Wherever the string "Carnation" appears, copy the whole line.
** Start of DATA **
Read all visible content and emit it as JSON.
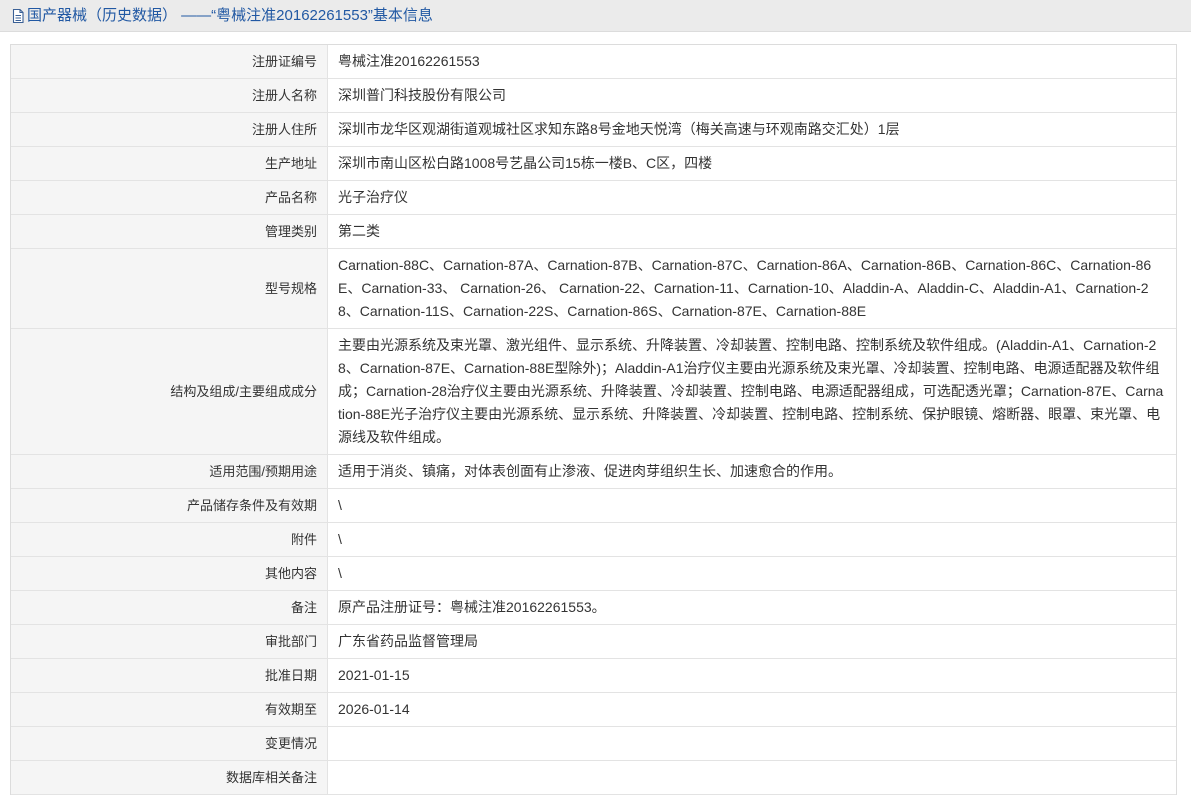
{
  "header": {
    "icon": "document-icon",
    "title": "国产器械（历史数据） ——“粤械注准20162261553”基本信息"
  },
  "record": {
    "rows": [
      {
        "label": "注册证编号",
        "value": "粤械注准20162261553"
      },
      {
        "label": "注册人名称",
        "value": "深圳普门科技股份有限公司"
      },
      {
        "label": "注册人住所",
        "value": "深圳市龙华区观湖街道观城社区求知东路8号金地天悦湾（梅关高速与环观南路交汇处）1层"
      },
      {
        "label": "生产地址",
        "value": "深圳市南山区松白路1008号艺晶公司15栋一楼B、C区，四楼"
      },
      {
        "label": "产品名称",
        "value": "光子治疗仪"
      },
      {
        "label": "管理类别",
        "value": "第二类"
      },
      {
        "label": "型号规格",
        "value": "Carnation-88C、Carnation-87A、Carnation-87B、Carnation-87C、Carnation-86A、Carnation-86B、Carnation-86C、Carnation-86E、Carnation-33、 Carnation-26、 Carnation-22、Carnation-11、Carnation-10、Aladdin-A、Aladdin-C、Aladdin-A1、Carnation-28、Carnation-11S、Carnation-22S、Carnation-86S、Carnation-87E、Carnation-88E"
      },
      {
        "label": "结构及组成/主要组成成分",
        "value": "主要由光源系统及束光罩、激光组件、显示系统、升降装置、冷却装置、控制电路、控制系统及软件组成。(Aladdin-A1、Carnation-28、Carnation-87E、Carnation-88E型除外)；Aladdin-A1治疗仪主要由光源系统及束光罩、冷却装置、控制电路、电源适配器及软件组成；Carnation-28治疗仪主要由光源系统、升降装置、冷却装置、控制电路、电源适配器组成，可选配透光罩；Carnation-87E、Carnation-88E光子治疗仪主要由光源系统、显示系统、升降装置、冷却装置、控制电路、控制系统、保护眼镜、熔断器、眼罩、束光罩、电源线及软件组成。"
      },
      {
        "label": "适用范围/预期用途",
        "value": "适用于消炎、镇痛，对体表创面有止渗液、促进肉芽组织生长、加速愈合的作用。"
      },
      {
        "label": "产品储存条件及有效期",
        "value": "\\"
      },
      {
        "label": "附件",
        "value": "\\"
      },
      {
        "label": "其他内容",
        "value": "\\"
      },
      {
        "label": "备注",
        "value": "原产品注册证号：粤械注准20162261553。"
      },
      {
        "label": "审批部门",
        "value": "广东省药品监督管理局"
      },
      {
        "label": "批准日期",
        "value": "2021-01-15"
      },
      {
        "label": "有效期至",
        "value": "2026-01-14"
      },
      {
        "label": "变更情况",
        "value": ""
      },
      {
        "label": "数据库相关备注",
        "value": ""
      }
    ]
  },
  "colors": {
    "accent": "#2158a3",
    "header_bg": "#ebebeb",
    "header_border": "#dcdcdc",
    "border": "#dcdcdc",
    "row_border": "#e3e3e3",
    "label_bg": "#f5f5f5",
    "text": "#333333",
    "icon": "#3a6096"
  }
}
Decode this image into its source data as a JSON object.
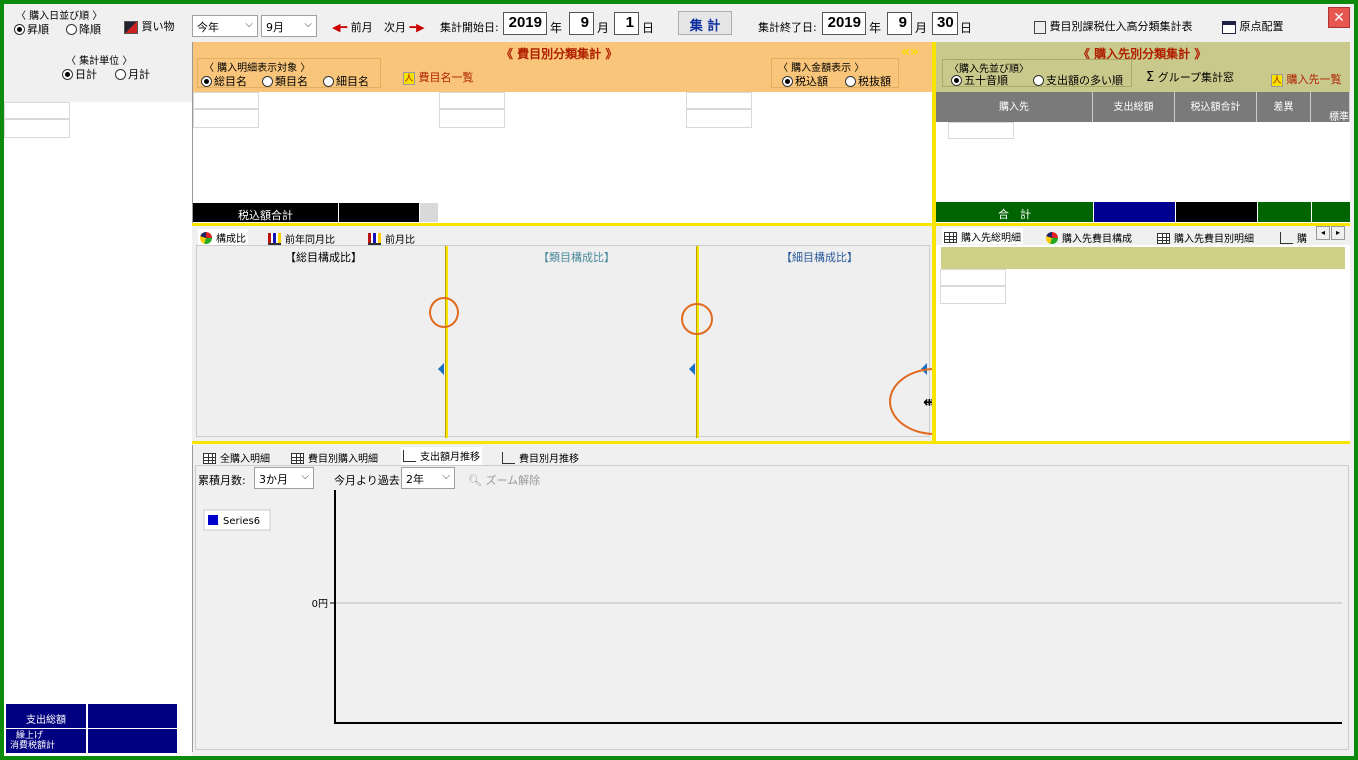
** End of DATA **
- REPLY TO THE TASK -
        "value": "Carnation-88C、Carnation-87A、Carnation-87B、Carnation-87C、Carnation-86A、Carnation-86B、Carnation-86C、Carnation-86E、Carnation-33、 Carnation-26、 Carnation-22、Carnation-11、Carnation-10、Aladdin-A、Aladdin-C、Aladdin-A1、Carnation-28、Carnation-11S、Carnation-22S、Carnation-86S、Carnation-87E、Carnation-88E"
        "value": "主要由光源系统及束光罩、激光组件、显示系统、升降装置、冷却装置、控制电路、控制系统及软件组成。(Aladdin-A1、Carnation-28、Carnation-87E、Carnation-88E型除外)；Aladdin-A1治疗仪主要由光源系统及束光罩、冷却装置、控制电路、电源适配器及软件组成；Carnation-28治疗仪主要由光源系统、升降装置、冷却装置、控制电路、电源适配器组成，可选配透光罩；Carnation-87E、Carnation-88E光子治疗仪主要由光源系统、显示系统、升降装置、冷却装置、控制电路、控制系统、保护眼镜、熔断器、眼罩、束光罩、电源线及软件组成。"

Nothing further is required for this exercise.